* **Available records**:
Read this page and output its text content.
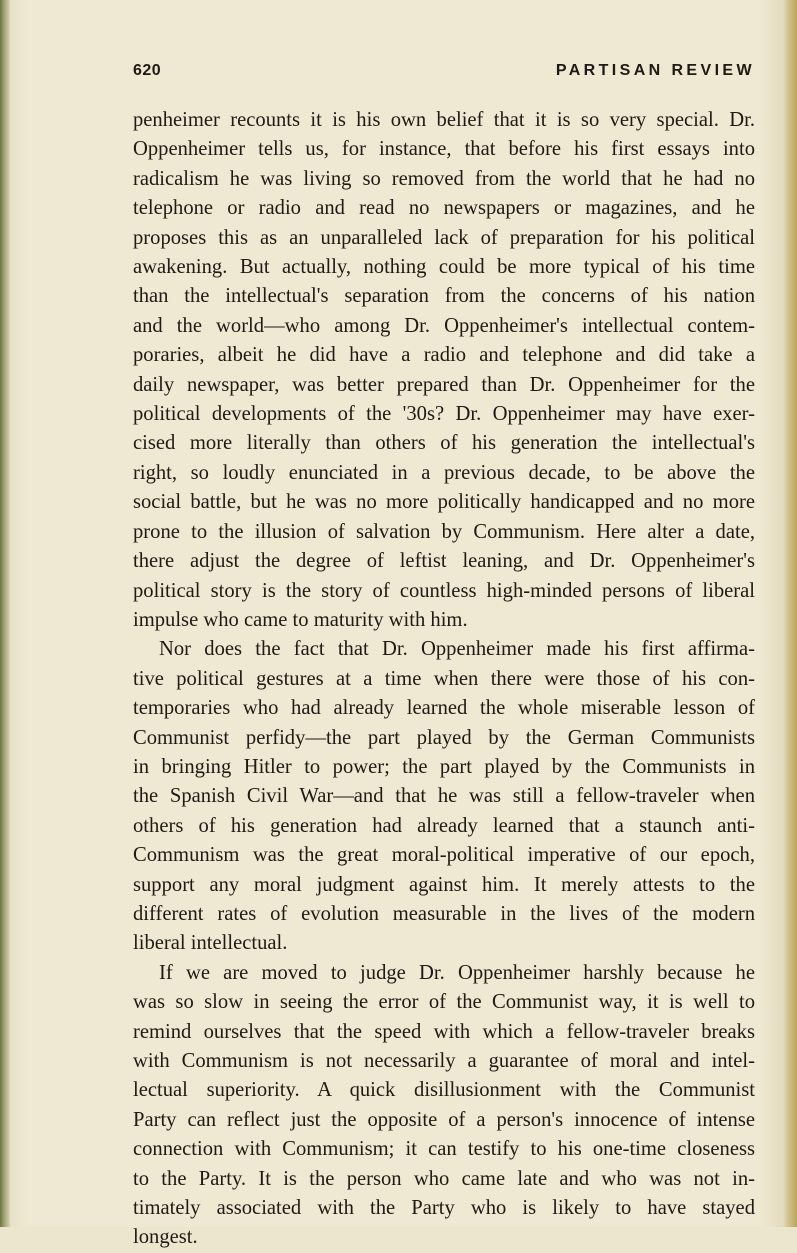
620	PARTISAN REVIEW

penheimer recounts it is his own belief that it is so very special. Dr.
Oppenheimer tells us, for instance, that before his first essays into
radicalism he was living so removed from the world that he had no
telephone or radio and read no newspapers or magazines, and he
proposes this as an unparalleled lack of preparation for his political
awakening. But actually, nothing could be more typical of his time
than the intellectual's separation from the concerns of his nation
and the world—who among Dr. Oppenheimer's intellectual contem-
poraries, albeit he did have a radio and telephone and did take a
daily newspaper, was better prepared than Dr. Oppenheimer for the
political developments of the '30s? Dr. Oppenheimer may have exer-
cised more literally than others of his generation the intellectual's
right, so loudly enunciated in a previous decade, to be above the
social battle, but he was no more politically handicapped and no more
prone to the illusion of salvation by Communism. Here alter a date,
there adjust the degree of leftist leaning, and Dr. Oppenheimer's
political story is the story of countless high-minded persons of liberal
impulse who came to maturity with him.

Nor does the fact that Dr. Oppenheimer made his first affirma-
tive political gestures at a time when there were those of his con-
temporaries who had already learned the whole miserable lesson of
Communist perfidy—the part played by the German Communists
in bringing Hitler to power; the part played by the Communists in
the Spanish Civil War—and that he was still a fellow-traveler when
others of his generation had already learned that a staunch anti-
Communism was the great moral-political imperative of our epoch,
support any moral judgment against him. It merely attests to the
different rates of evolution measurable in the lives of the modern
liberal intellectual.

If we are moved to judge Dr. Oppenheimer harshly because he
was so slow in seeing the error of the Communist way, it is well to
remind ourselves that the speed with which a fellow-traveler breaks
with Communism is not necessarily a guarantee of moral and intel-
lectual superiority. A quick disillusionment with the Communist
Party can reflect just the opposite of a person's innocence of intense
connection with Communism; it can testify to his one-time closeness
to the Party. It is the person who came late and who was not in-
timately associated with the Party who is likely to have stayed
longest.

* **What to produce**:
Output all of the records exactly as they appear above, but not the pictures.

* **Written solution**:
Read this page and output its text content.
620	PARTISAN REVIEW

penheimer recounts it is his own belief that it is so very special. Dr.
Oppenheimer tells us, for instance, that before his first essays into
radicalism he was living so removed from the world that he had no
telephone or radio and read no newspapers or magazines, and he
proposes this as an unparalleled lack of preparation for his political
awakening. But actually, nothing could be more typical of his time
than the intellectual's separation from the concerns of his nation
and the world—who among Dr. Oppenheimer's intellectual contem-
poraries, albeit he did have a radio and telephone and did take a
daily newspaper, was better prepared than Dr. Oppenheimer for the
political developments of the '30s? Dr. Oppenheimer may have exer-
cised more literally than others of his generation the intellectual's
right, so loudly enunciated in a previous decade, to be above the
social battle, but he was no more politically handicapped and no more
prone to the illusion of salvation by Communism. Here alter a date,
there adjust the degree of leftist leaning, and Dr. Oppenheimer's
political story is the story of countless high-minded persons of liberal
impulse who came to maturity with him.

Nor does the fact that Dr. Oppenheimer made his first affirma-
tive political gestures at a time when there were those of his con-
temporaries who had already learned the whole miserable lesson of
Communist perfidy—the part played by the German Communists
in bringing Hitler to power; the part played by the Communists in
the Spanish Civil War—and that he was still a fellow-traveler when
others of his generation had already learned that a staunch anti-
Communism was the great moral-political imperative of our epoch,
support any moral judgment against him. It merely attests to the
different rates of evolution measurable in the lives of the modern
liberal intellectual.

If we are moved to judge Dr. Oppenheimer harshly because he
was so slow in seeing the error of the Communist way, it is well to
remind ourselves that the speed with which a fellow-traveler breaks
with Communism is not necessarily a guarantee of moral and intel-
lectual superiority. A quick disillusionment with the Communist
Party can reflect just the opposite of a person's innocence of intense
connection with Communism; it can testify to his one-time closeness
to the Party. It is the person who came late and who was not in-
timately associated with the Party who is likely to have stayed
longest.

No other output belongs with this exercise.